§ Entries
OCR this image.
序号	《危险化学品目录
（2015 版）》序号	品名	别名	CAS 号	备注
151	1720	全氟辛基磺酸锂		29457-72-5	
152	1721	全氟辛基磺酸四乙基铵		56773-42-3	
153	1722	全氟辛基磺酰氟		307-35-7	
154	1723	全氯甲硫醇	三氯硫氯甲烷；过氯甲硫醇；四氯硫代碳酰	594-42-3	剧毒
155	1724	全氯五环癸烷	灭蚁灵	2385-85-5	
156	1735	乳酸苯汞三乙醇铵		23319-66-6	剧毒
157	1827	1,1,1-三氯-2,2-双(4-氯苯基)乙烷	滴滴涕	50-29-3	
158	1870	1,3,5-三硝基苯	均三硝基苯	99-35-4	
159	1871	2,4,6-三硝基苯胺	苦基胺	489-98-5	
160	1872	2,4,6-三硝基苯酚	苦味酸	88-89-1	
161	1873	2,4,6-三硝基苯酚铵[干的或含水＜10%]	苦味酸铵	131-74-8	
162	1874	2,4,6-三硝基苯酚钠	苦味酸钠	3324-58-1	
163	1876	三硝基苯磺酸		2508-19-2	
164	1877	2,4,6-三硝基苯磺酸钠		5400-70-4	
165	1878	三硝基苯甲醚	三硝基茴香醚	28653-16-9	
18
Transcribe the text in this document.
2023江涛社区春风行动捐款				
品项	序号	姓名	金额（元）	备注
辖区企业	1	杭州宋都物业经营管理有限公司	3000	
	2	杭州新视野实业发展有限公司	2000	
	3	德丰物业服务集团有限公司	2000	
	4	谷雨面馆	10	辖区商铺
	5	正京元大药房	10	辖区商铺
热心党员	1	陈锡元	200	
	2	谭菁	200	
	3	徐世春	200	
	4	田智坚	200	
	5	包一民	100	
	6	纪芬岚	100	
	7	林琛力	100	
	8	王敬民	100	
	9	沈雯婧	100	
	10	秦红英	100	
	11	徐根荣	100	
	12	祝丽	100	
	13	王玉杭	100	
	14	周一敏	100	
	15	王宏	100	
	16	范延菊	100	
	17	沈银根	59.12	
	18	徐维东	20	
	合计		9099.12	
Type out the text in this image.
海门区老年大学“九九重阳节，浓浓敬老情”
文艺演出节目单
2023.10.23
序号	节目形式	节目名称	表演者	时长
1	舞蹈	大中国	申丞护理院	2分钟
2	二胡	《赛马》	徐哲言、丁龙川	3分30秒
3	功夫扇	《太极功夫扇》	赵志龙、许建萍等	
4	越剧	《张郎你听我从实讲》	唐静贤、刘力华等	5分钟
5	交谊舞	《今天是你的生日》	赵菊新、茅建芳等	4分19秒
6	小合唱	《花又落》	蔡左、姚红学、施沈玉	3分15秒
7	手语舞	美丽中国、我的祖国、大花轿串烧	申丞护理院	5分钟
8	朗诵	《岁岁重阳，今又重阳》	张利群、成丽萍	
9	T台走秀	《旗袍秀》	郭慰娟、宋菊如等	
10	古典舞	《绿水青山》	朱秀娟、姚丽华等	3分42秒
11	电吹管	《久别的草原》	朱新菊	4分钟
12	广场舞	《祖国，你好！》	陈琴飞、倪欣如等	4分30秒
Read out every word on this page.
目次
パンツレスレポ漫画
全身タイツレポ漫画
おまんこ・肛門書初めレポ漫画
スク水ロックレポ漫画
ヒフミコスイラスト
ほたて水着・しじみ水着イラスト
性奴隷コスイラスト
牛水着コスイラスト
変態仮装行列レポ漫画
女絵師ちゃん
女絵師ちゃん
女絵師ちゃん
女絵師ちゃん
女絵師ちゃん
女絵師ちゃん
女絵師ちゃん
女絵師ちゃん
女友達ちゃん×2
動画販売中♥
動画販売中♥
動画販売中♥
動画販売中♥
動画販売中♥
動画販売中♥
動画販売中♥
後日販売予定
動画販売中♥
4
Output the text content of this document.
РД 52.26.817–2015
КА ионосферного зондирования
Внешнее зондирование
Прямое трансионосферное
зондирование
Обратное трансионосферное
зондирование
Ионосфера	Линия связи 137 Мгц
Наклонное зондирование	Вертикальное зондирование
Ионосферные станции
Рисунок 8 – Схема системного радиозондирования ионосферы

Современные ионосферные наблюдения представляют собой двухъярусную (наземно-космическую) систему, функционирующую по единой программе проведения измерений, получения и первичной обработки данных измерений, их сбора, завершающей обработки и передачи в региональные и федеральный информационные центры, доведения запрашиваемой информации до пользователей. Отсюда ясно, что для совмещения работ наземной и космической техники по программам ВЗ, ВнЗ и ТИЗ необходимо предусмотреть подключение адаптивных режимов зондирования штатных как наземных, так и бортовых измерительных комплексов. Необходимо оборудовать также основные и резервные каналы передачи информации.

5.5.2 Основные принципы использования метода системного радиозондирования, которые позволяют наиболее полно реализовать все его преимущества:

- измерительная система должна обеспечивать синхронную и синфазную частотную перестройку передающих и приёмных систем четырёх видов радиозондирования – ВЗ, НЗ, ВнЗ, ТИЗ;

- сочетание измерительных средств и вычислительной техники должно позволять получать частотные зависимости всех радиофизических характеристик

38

§ Aim of the task
Retype the material in full, character for character.

§ Finished exercise
OCR this image.
序号	《危险化学品目录
（2015 版）》序号	品名	别名	CAS 号	备注
151	1720	全氟辛基磺酸锂		29457-72-5	
152	1721	全氟辛基磺酸四乙基铵		56773-42-3	
153	1722	全氟辛基磺酰氟		307-35-7	
154	1723	全氯甲硫醇	三氯硫氯甲烷；过氯甲硫醇；四氯硫代碳酰	594-42-3	剧毒
155	1724	全氯五环癸烷	灭蚁灵	2385-85-5	
156	1735	乳酸苯汞三乙醇铵		23319-66-6	剧毒
157	1827	1,1,1-三氯-2,2-双(4-氯苯基)乙烷	滴滴涕	50-29-3	
158	1870	1,3,5-三硝基苯	均三硝基苯	99-35-4	
159	1871	2,4,6-三硝基苯胺	苦基胺	489-98-5	
160	1872	2,4,6-三硝基苯酚	苦味酸	88-89-1	
161	1873	2,4,6-三硝基苯酚铵[干的或含水＜10%]	苦味酸铵	131-74-8	
162	1874	2,4,6-三硝基苯酚钠	苦味酸钠	3324-58-1	
163	1876	三硝基苯磺酸		2508-19-2	
164	1877	2,4,6-三硝基苯磺酸钠		5400-70-4	
165	1878	三硝基苯甲醚	三硝基茴香醚	28653-16-9	
18
Transcribe the text in this document.
2023江涛社区春风行动捐款				
品项	序号	姓名	金额（元）	备注
辖区企业	1	杭州宋都物业经营管理有限公司	3000	
	2	杭州新视野实业发展有限公司	2000	
	3	德丰物业服务集团有限公司	2000	
	4	谷雨面馆	10	辖区商铺
	5	正京元大药房	10	辖区商铺
热心党员	1	陈锡元	200	
	2	谭菁	200	
	3	徐世春	200	
	4	田智坚	200	
	5	包一民	100	
	6	纪芬岚	100	
	7	林琛力	100	
	8	王敬民	100	
	9	沈雯婧	100	
	10	秦红英	100	
	11	徐根荣	100	
	12	祝丽	100	
	13	王玉杭	100	
	14	周一敏	100	
	15	王宏	100	
	16	范延菊	100	
	17	沈银根	59.12	
	18	徐维东	20	
	合计		9099.12	
Type out the text in this image.
海门区老年大学“九九重阳节，浓浓敬老情”
文艺演出节目单
2023.10.23
序号	节目形式	节目名称	表演者	时长
1	舞蹈	大中国	申丞护理院	2分钟
2	二胡	《赛马》	徐哲言、丁龙川	3分30秒
3	功夫扇	《太极功夫扇》	赵志龙、许建萍等	
4	越剧	《张郎你听我从实讲》	唐静贤、刘力华等	5分钟
5	交谊舞	《今天是你的生日》	赵菊新、茅建芳等	4分19秒
6	小合唱	《花又落》	蔡左、姚红学、施沈玉	3分15秒
7	手语舞	美丽中国、我的祖国、大花轿串烧	申丞护理院	5分钟
8	朗诵	《岁岁重阳，今又重阳》	张利群、成丽萍	
9	T台走秀	《旗袍秀》	郭慰娟、宋菊如等	
10	古典舞	《绿水青山》	朱秀娟、姚丽华等	3分42秒
11	电吹管	《久别的草原》	朱新菊	4分钟
12	广场舞	《祖国，你好！》	陈琴飞、倪欣如等	4分30秒
Read out every word on this page.
目次
パンツレスレポ漫画
全身タイツレポ漫画
おまんこ・肛門書初めレポ漫画
スク水ロックレポ漫画
ヒフミコスイラスト
ほたて水着・しじみ水着イラスト
性奴隷コスイラスト
牛水着コスイラスト
変態仮装行列レポ漫画
女絵師ちゃん
女絵師ちゃん
女絵師ちゃん
女絵師ちゃん
女絵師ちゃん
女絵師ちゃん
女絵師ちゃん
女絵師ちゃん
女友達ちゃん×2
動画販売中♥
動画販売中♥
動画販売中♥
動画販売中♥
動画販売中♥
動画販売中♥
動画販売中♥
後日販売予定
動画販売中♥
4
Output the text content of this document.
РД 52.26.817–2015
КА ионосферного зондирования
Внешнее зондирование
Прямое трансионосферное
зондирование
Обратное трансионосферное
зондирование
Ионосфера	Линия связи 137 Мгц
Наклонное зондирование	Вертикальное зондирование
Ионосферные станции
Рисунок 8 – Схема системного радиозондирования ионосферы

Современные ионосферные наблюдения представляют собой двухъярусную (наземно-космическую) систему, функционирующую по единой программе проведения измерений, получения и первичной обработки данных измерений, их сбора, завершающей обработки и передачи в региональные и федеральный информационные центры, доведения запрашиваемой информации до пользователей. Отсюда ясно, что для совмещения работ наземной и космической техники по программам ВЗ, ВнЗ и ТИЗ необходимо предусмотреть подключение адаптивных режимов зондирования штатных как наземных, так и бортовых измерительных комплексов. Необходимо оборудовать также основные и резервные каналы передачи информации.

5.5.2 Основные принципы использования метода системного радиозондирования, которые позволяют наиболее полно реализовать все его преимущества:

- измерительная система должна обеспечивать синхронную и синфазную частотную перестройку передающих и приёмных систем четырёх видов радиозондирования – ВЗ, НЗ, ВнЗ, ТИЗ;

- сочетание измерительных средств и вычислительной техники должно позволять получать частотные зависимости всех радиофизических характеристик

38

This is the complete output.